**Records shown:**
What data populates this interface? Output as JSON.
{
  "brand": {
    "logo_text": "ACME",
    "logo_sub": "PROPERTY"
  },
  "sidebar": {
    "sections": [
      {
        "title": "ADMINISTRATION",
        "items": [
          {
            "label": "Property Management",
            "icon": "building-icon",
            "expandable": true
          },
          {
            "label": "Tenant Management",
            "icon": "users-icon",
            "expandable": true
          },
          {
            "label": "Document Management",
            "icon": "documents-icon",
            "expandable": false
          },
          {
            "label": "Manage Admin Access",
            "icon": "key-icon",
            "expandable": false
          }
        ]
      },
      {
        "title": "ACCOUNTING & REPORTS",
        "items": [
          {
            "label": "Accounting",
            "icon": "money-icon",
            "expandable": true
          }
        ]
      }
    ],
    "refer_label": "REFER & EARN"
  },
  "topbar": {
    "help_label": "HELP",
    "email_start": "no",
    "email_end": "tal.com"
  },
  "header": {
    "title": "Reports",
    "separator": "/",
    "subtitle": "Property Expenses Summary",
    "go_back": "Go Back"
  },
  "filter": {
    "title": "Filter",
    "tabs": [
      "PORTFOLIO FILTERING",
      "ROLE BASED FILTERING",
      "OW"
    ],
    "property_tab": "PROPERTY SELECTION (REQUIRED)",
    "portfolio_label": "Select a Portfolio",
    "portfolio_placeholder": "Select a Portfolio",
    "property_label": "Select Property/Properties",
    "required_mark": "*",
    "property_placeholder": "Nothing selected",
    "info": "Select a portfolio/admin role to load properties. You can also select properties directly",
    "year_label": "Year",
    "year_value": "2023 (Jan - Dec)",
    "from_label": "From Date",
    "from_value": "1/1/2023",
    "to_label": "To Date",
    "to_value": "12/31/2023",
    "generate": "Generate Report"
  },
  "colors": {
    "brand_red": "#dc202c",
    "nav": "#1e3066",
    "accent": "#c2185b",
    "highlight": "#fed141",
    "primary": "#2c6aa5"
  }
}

**Job:** Your task is to transcribe the material exactly.

**Solution to this exercise:**
What data populates this interface? Output as JSON.
{
  "brand": {
    "logo_text": "ACME",
    "logo_sub": "PROPERTY"
  },
  "sidebar": {
    "sections": [
      {
        "title": "ADMINISTRATION",
        "items": [
          {
            "label": "Property Management",
            "icon": "building-icon",
            "expandable": true
          },
          {
            "label": "Tenant Management",
            "icon": "users-icon",
            "expandable": true
          },
          {
            "label": "Document Management",
            "icon": "documents-icon",
            "expandable": false
          },
          {
            "label": "Manage Admin Access",
            "icon": "key-icon",
            "expandable": false
          }
        ]
      },
      {
        "title": "ACCOUNTING & REPORTS",
        "items": [
          {
            "label": "Accounting",
            "icon": "money-icon",
            "expandable": true
          }
        ]
      }
    ],
    "refer_label": "REFER & EARN"
  },
  "topbar": {
    "help_label": "HELP",
    "email_start": "no",
    "email_end": "tal.com"
  },
  "header": {
    "title": "Reports",
    "separator": "/",
    "subtitle": "Property Expenses Summary",
    "go_back": "Go Back"
  },
  "filter": {
    "title": "Filter",
    "tabs": [
      "PORTFOLIO FILTERING",
      "ROLE BASED FILTERING",
      "OW"
    ],
    "property_tab": "PROPERTY SELECTION (REQUIRED)",
    "portfolio_label": "Select a Portfolio",
    "portfolio_placeholder": "Select a Portfolio",
    "property_label": "Select Property/Properties",
    "required_mark": "*",
    "property_placeholder": "Nothing selected",
    "info": "Select a portfolio/admin role to load properties. You can also select properties directly",
    "year_label": "Year",
    "year_value": "2023 (Jan - Dec)",
    "from_label": "From Date",
    "from_value": "1/1/2023",
    "to_label": "To Date",
    "to_value": "12/31/2023",
    "generate": "Generate Report"
  },
  "colors": {
    "brand_red": "#dc202c",
    "nav": "#1e3066",
    "accent": "#c2185b",
    "highlight": "#fed141",
    "primary": "#2c6aa5"
  }
}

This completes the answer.